Check the listing below for lines that hold "Temperature". How many are there? Please give only the number.

-- begin Data excerpts --

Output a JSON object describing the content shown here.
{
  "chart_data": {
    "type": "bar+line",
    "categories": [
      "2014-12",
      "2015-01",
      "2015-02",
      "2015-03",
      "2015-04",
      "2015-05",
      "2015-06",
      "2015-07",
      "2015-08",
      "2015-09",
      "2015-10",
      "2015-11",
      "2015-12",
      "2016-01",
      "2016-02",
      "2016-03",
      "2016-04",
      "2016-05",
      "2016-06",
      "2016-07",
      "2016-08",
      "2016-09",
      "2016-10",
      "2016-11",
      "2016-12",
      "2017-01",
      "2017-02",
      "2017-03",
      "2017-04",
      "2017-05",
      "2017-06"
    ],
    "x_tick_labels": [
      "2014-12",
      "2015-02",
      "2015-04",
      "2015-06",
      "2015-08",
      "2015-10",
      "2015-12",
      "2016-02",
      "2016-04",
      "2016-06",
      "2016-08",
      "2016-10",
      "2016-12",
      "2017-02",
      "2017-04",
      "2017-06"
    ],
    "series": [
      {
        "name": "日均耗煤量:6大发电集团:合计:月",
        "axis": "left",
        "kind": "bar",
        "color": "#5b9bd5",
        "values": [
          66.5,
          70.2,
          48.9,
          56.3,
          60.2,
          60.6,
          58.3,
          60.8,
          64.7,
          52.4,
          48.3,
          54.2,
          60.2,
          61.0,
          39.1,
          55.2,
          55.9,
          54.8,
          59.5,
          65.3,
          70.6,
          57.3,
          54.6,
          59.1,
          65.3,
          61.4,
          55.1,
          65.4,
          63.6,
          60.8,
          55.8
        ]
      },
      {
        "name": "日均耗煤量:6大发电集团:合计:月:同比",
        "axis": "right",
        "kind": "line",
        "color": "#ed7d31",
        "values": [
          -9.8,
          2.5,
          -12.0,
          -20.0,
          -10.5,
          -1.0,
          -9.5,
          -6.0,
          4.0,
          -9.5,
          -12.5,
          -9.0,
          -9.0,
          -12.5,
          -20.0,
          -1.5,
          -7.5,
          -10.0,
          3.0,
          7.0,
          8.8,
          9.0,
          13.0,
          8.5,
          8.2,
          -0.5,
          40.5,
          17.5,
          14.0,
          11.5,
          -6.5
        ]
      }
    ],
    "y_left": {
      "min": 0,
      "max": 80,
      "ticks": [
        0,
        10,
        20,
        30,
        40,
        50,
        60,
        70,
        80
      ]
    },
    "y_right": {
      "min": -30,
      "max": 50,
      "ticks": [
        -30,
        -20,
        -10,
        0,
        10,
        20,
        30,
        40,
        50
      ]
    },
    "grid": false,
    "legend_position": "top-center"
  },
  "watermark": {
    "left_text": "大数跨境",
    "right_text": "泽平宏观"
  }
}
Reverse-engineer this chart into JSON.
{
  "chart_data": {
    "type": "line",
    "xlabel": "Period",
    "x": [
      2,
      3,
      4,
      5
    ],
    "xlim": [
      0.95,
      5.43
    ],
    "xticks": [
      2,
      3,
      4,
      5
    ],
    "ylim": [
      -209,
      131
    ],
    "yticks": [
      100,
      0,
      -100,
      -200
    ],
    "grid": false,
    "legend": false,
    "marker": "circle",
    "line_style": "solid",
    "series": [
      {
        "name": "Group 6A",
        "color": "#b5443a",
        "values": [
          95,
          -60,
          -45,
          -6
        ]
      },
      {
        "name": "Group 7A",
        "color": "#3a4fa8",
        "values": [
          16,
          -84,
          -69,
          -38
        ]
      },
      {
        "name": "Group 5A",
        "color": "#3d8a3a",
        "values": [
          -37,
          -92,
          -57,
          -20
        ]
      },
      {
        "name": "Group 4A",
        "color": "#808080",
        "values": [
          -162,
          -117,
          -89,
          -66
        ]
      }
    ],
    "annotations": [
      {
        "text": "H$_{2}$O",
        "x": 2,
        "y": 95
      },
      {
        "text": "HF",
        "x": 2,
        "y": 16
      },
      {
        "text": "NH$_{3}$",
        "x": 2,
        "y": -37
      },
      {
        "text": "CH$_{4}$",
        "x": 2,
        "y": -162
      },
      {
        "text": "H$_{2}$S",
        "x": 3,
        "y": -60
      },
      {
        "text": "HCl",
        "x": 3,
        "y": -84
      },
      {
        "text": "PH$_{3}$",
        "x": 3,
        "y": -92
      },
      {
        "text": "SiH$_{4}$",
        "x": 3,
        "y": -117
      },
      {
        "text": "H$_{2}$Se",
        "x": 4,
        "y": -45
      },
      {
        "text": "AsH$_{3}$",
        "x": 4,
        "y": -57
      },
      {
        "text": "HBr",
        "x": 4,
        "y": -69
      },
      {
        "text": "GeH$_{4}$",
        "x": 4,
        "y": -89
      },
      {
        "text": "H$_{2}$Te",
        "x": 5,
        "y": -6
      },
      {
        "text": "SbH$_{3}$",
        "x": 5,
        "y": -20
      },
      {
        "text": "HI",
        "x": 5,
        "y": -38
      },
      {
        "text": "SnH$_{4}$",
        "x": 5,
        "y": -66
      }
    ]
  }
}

-- end Data excerpts --
-- begin Data excerpts --

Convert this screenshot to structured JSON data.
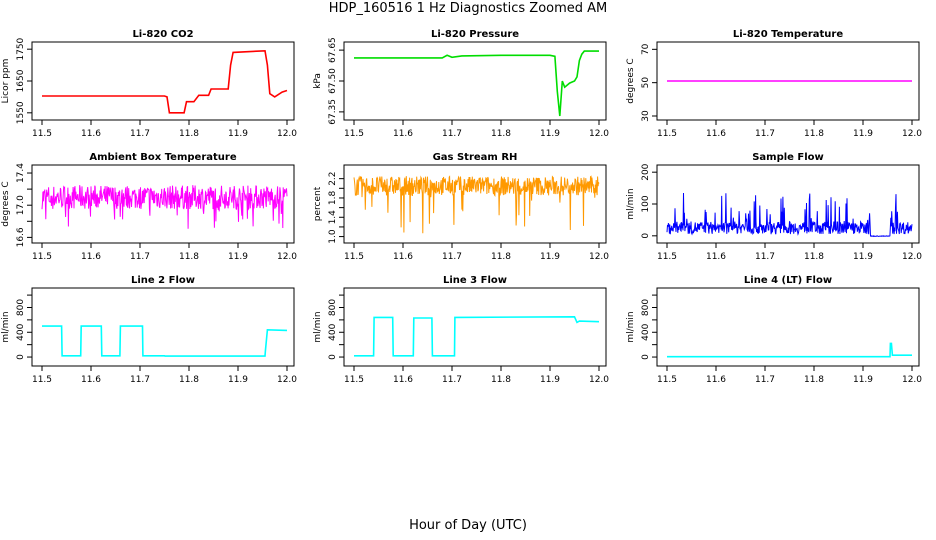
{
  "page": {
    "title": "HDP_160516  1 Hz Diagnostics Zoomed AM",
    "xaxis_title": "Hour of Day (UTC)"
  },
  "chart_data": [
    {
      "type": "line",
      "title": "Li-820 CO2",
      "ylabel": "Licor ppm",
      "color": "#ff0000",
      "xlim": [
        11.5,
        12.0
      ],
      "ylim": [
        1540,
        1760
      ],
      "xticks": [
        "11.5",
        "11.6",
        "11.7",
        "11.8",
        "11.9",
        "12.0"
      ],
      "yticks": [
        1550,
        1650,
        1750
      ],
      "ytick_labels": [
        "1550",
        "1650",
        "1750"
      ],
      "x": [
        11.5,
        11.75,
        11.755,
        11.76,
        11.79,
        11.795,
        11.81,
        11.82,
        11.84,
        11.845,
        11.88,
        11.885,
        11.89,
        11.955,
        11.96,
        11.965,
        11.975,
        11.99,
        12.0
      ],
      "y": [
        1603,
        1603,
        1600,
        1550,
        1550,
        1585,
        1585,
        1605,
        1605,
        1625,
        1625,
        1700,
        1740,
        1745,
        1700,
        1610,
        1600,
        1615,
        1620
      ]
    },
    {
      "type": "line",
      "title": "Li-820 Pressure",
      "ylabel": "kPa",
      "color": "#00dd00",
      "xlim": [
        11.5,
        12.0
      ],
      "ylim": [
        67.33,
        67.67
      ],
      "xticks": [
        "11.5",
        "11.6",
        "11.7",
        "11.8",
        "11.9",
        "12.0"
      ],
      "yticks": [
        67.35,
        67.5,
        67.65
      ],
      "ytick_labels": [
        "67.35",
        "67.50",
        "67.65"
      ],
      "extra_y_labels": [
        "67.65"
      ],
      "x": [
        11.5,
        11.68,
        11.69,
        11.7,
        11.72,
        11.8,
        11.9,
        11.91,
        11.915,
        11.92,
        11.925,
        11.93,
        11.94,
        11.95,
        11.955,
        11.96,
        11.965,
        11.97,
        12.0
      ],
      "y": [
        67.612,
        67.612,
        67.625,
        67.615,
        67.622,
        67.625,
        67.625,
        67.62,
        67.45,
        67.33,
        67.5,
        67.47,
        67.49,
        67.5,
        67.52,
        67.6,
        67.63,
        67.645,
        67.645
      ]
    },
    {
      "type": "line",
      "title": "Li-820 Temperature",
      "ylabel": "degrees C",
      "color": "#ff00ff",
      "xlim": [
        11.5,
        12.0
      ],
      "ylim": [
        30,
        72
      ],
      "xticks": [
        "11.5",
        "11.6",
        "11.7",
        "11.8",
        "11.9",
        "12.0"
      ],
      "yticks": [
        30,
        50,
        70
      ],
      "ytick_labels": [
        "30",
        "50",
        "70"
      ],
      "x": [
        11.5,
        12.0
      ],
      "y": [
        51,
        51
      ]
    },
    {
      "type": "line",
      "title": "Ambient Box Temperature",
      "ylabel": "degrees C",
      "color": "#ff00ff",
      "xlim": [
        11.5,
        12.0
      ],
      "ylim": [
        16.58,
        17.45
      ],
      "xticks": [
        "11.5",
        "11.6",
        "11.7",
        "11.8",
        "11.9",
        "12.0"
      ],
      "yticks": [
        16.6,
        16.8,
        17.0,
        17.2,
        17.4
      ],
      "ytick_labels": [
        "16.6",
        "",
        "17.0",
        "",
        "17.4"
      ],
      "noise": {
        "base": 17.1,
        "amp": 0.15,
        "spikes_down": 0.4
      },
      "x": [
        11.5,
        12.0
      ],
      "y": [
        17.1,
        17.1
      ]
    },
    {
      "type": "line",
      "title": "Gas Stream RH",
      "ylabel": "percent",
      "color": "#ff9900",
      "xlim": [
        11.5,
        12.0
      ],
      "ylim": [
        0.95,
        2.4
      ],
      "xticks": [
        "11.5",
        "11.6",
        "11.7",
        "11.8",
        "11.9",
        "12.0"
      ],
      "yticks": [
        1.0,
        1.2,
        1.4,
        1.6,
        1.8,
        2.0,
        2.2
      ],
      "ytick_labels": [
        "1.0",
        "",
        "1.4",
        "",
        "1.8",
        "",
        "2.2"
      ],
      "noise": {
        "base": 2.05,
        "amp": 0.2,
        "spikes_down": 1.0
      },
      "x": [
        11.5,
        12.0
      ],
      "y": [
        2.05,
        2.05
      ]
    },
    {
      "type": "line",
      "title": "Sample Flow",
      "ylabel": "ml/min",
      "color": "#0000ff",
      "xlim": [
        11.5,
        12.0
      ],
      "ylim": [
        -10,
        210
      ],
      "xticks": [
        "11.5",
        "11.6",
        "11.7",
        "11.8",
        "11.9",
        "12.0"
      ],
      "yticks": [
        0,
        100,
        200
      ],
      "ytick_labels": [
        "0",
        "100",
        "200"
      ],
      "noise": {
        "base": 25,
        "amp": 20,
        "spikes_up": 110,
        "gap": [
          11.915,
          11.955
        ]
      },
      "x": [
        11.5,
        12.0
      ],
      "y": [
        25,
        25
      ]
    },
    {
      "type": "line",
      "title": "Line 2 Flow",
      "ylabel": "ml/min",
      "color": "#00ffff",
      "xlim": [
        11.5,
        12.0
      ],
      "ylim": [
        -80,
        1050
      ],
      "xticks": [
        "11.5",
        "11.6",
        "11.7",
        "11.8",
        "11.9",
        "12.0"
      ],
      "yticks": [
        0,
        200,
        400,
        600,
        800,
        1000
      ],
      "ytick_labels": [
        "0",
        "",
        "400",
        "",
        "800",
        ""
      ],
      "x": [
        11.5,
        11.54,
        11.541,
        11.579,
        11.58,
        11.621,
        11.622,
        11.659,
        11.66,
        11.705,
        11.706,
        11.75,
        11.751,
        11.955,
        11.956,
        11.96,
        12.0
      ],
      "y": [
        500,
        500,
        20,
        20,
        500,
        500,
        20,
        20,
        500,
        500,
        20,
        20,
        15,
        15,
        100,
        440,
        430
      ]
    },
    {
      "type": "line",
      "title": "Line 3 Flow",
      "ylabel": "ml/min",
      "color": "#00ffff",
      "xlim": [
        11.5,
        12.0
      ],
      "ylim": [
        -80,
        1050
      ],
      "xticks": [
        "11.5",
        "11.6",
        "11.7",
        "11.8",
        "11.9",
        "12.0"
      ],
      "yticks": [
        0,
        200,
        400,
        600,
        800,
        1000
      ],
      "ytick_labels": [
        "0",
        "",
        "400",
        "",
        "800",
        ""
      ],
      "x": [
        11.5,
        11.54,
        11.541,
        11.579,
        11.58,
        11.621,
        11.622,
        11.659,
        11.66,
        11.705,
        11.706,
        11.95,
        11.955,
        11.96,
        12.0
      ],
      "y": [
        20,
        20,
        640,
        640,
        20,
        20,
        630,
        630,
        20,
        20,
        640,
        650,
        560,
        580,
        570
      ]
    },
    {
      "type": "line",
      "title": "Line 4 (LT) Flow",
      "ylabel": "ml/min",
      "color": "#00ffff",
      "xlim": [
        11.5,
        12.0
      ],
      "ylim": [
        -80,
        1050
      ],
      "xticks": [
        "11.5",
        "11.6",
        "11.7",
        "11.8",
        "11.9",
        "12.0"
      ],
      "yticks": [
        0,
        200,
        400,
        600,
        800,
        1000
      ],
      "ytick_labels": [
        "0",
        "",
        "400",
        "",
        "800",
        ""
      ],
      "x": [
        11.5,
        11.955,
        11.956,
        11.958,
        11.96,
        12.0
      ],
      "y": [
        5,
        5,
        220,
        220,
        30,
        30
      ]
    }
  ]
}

-- end Data excerpts --

Answer to this problem - 2